* _Working data_:

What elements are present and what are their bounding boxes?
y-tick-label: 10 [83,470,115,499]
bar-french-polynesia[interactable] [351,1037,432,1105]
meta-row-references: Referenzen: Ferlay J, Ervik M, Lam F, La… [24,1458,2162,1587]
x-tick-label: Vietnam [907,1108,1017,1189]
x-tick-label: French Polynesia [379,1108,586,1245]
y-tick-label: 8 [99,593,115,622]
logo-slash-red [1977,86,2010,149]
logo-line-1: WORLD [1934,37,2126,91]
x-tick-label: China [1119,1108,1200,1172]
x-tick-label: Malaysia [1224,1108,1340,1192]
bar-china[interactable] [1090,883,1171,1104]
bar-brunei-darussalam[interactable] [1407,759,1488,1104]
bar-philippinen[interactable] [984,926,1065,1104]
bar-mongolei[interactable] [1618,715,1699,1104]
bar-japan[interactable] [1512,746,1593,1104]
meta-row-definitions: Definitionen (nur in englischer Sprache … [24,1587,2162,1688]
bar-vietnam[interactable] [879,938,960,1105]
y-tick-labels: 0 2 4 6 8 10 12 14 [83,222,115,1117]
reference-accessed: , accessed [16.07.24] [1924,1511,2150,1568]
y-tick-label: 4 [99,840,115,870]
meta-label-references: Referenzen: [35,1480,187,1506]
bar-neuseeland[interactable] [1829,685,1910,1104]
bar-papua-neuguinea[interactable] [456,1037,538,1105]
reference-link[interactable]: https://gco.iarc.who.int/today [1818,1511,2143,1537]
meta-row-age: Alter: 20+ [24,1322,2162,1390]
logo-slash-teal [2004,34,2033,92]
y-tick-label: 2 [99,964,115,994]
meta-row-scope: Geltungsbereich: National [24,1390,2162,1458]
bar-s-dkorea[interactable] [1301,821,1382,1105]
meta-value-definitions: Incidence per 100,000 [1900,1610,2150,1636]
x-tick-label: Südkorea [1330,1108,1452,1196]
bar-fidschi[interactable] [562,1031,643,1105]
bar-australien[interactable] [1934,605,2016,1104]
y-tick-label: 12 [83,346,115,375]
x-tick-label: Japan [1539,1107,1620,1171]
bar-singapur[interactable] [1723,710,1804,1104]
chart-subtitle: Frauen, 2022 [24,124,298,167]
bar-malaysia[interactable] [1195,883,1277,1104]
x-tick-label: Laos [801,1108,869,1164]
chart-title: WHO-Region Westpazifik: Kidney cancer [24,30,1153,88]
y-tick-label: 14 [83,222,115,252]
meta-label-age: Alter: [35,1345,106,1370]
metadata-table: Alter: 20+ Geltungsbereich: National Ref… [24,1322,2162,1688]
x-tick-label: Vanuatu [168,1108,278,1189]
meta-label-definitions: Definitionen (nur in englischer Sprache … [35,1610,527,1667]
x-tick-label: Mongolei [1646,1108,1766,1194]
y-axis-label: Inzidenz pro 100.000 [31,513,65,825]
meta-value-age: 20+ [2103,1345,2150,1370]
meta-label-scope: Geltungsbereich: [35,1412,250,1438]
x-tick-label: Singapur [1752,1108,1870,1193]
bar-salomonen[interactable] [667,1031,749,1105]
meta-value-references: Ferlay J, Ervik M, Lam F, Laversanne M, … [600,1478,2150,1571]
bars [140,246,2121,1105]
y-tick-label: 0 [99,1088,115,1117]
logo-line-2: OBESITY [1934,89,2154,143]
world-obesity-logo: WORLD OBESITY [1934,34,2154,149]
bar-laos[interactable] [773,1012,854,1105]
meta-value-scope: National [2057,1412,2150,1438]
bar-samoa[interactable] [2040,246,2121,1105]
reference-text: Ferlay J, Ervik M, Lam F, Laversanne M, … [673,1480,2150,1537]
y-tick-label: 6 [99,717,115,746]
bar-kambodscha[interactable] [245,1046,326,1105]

* _What you are asked to do_:
Rename "x-tick-label" to "category-label" in the lines from the first one up to and including the line with "x-tick-label: China [1119,1108,1200,1172]", leaving everything else unchanged, and give back only those lines.

* _Solved exercise_:
What elements are present and what are their bounding boxes?
y-tick-label: 10 [83,470,115,499]
bar-french-polynesia[interactable] [351,1037,432,1105]
meta-row-references: Referenzen: Ferlay J, Ervik M, Lam F, La… [24,1458,2162,1587]
category-label: Vietnam [907,1108,1017,1189]
category-label: French Polynesia [379,1108,586,1245]
y-tick-label: 8 [99,593,115,622]
logo-slash-red [1977,86,2010,149]
logo-line-1: WORLD [1934,37,2126,91]
category-label: China [1119,1108,1200,1172]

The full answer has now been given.